**What this task involves:**
Keep only those lines of the records that include the string "的大小和方向".

**Records for the task:**
begin

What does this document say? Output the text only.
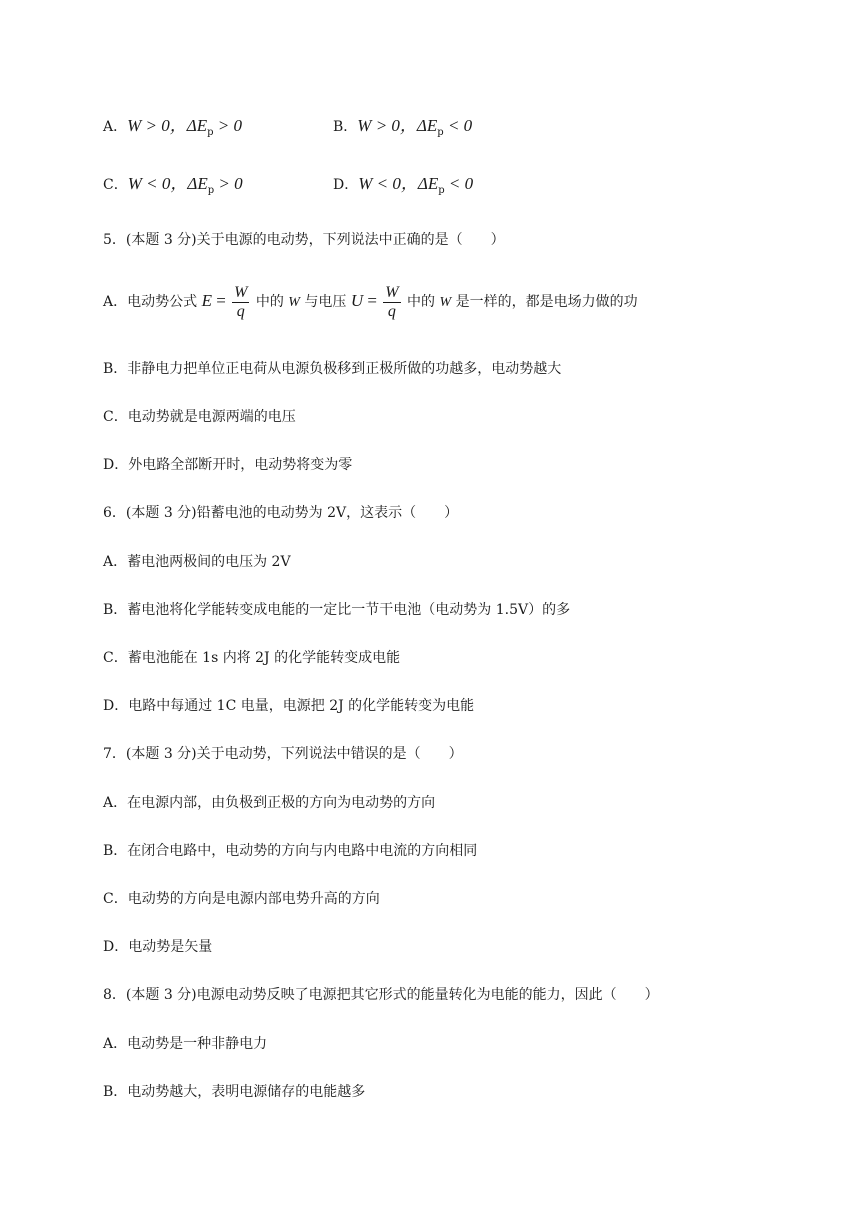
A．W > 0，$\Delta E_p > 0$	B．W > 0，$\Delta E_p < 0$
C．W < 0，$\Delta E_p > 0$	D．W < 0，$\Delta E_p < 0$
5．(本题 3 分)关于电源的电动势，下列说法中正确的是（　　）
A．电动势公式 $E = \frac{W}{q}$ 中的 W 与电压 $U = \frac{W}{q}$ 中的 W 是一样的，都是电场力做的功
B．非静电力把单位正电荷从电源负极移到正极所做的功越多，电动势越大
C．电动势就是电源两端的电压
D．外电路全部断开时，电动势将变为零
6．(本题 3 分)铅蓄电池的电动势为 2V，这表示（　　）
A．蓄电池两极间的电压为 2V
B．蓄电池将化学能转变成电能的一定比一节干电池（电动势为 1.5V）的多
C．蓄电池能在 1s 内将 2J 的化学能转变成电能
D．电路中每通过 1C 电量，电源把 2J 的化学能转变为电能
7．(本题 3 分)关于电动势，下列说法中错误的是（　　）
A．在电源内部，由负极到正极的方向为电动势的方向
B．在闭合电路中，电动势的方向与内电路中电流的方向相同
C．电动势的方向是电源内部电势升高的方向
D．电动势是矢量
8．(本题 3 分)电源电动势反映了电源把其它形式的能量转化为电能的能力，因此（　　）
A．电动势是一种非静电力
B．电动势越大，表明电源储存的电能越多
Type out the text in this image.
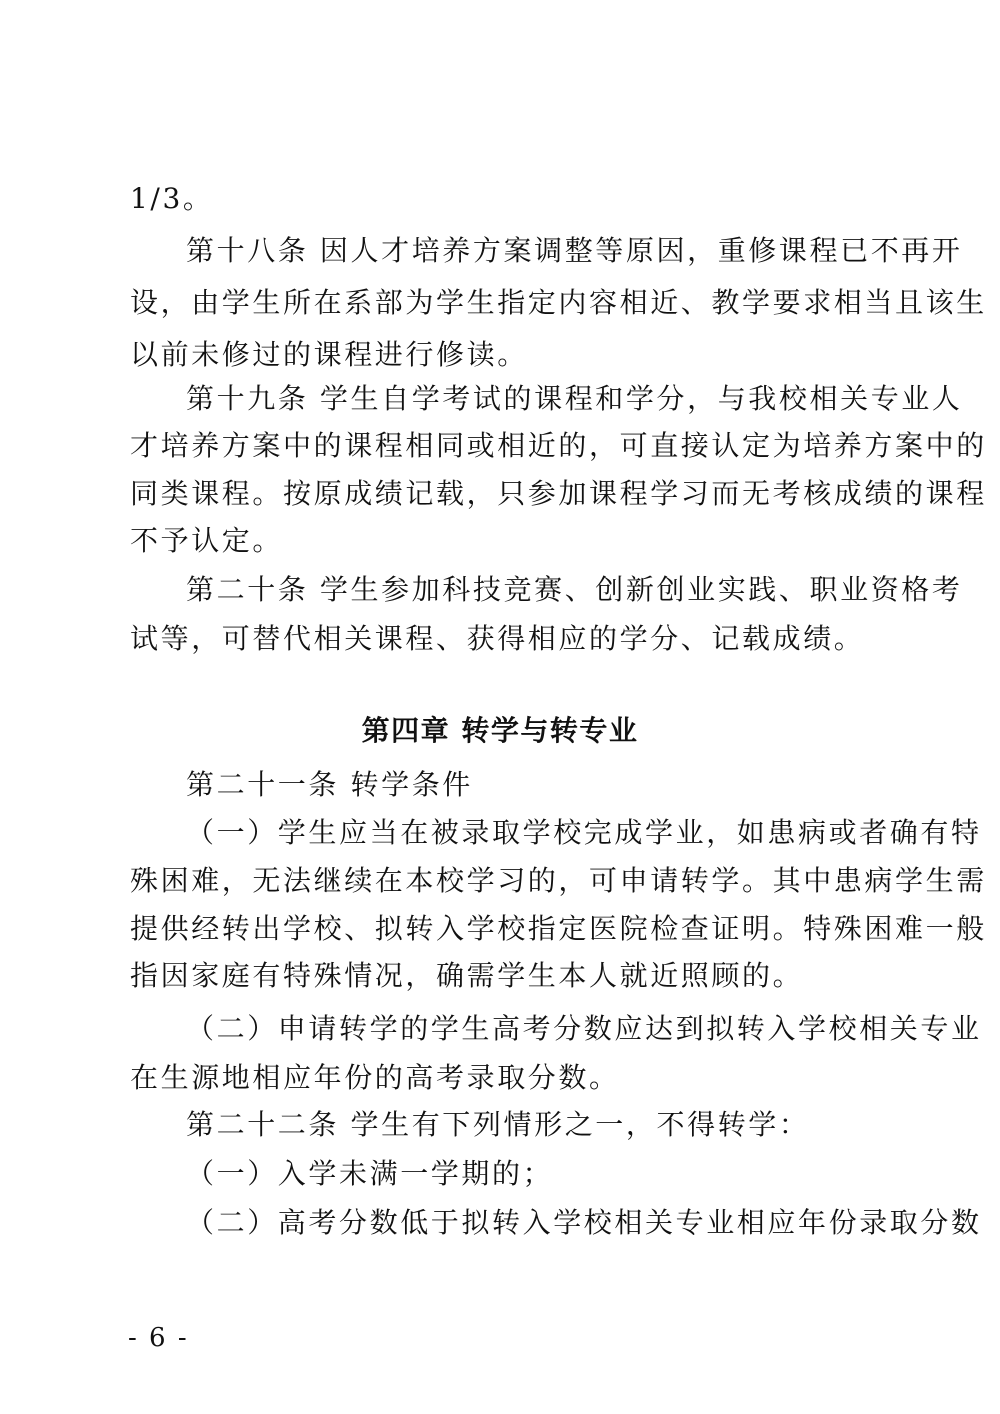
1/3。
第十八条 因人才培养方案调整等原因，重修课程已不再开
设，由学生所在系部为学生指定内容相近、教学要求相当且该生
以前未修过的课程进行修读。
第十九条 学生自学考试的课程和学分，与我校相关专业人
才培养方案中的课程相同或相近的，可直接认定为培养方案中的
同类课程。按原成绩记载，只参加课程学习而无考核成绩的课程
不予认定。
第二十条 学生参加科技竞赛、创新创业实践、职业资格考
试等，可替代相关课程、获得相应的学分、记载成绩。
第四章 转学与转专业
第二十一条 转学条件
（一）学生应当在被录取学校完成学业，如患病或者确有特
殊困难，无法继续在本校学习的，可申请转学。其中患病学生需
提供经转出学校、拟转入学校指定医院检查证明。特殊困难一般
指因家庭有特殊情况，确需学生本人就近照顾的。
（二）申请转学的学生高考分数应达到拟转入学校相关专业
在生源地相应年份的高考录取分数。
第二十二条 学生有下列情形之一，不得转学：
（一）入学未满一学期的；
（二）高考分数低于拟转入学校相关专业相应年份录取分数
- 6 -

end
begin

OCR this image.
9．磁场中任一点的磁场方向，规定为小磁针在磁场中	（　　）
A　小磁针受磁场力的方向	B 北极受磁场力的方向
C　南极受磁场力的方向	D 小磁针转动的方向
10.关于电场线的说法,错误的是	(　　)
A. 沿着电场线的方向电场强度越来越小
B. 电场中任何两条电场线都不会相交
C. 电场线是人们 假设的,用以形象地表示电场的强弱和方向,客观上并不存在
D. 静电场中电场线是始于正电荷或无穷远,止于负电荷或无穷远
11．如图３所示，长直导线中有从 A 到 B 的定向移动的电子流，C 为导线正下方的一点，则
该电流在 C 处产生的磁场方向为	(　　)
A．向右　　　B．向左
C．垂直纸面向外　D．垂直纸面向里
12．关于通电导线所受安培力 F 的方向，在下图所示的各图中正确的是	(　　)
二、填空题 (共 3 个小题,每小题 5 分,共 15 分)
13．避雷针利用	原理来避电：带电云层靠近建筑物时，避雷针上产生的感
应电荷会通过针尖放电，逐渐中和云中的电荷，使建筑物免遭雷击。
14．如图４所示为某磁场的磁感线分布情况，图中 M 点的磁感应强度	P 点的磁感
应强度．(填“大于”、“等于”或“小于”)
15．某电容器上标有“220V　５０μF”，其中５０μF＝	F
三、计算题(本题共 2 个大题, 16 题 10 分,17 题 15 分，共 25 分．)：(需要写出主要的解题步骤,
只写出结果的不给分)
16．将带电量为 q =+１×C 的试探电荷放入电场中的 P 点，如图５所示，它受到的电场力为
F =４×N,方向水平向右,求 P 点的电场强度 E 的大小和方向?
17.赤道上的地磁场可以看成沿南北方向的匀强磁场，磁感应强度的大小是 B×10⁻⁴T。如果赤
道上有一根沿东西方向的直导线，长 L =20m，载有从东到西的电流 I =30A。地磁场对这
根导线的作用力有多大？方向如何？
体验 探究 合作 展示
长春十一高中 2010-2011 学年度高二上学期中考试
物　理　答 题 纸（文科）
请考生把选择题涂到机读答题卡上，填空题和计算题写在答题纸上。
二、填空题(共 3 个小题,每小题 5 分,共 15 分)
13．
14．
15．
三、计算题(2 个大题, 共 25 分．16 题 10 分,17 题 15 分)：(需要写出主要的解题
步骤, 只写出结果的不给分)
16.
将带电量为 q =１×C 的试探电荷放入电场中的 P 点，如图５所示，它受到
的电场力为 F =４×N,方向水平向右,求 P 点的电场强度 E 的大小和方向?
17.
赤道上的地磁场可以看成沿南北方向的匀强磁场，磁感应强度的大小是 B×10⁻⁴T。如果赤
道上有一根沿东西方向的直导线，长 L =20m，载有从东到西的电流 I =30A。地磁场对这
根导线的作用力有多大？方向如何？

end

**Response to the task:**
F =４×N,方向水平向右,求 P 点的电场强度 E 的大小和方向?
的电场力为 F =４×N,方向水平向右,求 P 点的电场强度 E 的大小和方向?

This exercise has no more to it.